Input data:
>>>>>
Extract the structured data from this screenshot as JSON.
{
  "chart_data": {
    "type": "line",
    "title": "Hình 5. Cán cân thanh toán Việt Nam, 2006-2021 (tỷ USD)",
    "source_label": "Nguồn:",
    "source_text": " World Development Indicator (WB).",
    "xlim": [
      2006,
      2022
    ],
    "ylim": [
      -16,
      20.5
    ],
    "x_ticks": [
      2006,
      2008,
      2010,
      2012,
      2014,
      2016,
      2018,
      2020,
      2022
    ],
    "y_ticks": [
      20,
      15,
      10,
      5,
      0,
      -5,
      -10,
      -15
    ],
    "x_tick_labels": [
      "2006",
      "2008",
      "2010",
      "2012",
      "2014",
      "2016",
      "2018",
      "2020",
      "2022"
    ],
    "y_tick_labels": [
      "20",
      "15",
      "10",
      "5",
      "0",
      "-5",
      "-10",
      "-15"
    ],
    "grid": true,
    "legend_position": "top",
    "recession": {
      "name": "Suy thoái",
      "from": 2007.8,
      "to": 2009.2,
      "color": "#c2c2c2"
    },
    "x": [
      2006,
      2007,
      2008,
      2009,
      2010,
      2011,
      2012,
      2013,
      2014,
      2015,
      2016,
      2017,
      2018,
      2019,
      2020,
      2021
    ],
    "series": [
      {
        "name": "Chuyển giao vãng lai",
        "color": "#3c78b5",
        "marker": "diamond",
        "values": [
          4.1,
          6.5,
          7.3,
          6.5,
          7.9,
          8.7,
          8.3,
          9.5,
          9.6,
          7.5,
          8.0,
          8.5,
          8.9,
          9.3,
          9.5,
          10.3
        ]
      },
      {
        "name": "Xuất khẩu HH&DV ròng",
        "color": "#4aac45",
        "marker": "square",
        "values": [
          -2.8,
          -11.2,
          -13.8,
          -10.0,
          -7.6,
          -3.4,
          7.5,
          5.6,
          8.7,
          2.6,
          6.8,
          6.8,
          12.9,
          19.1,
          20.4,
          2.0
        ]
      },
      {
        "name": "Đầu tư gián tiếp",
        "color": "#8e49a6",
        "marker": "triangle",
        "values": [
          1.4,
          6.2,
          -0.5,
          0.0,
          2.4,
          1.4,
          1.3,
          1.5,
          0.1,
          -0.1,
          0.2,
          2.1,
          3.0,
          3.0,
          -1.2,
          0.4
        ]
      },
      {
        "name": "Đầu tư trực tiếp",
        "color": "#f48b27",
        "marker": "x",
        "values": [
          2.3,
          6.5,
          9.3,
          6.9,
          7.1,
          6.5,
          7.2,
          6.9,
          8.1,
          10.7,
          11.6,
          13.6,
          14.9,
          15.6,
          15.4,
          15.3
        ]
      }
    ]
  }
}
<<<<<
Given task:
Search the records for the word "marker". Copy every line that has it.

Full answer:
        "marker": "diamond",
        "marker": "square",
        "marker": "triangle",
        "marker": "x",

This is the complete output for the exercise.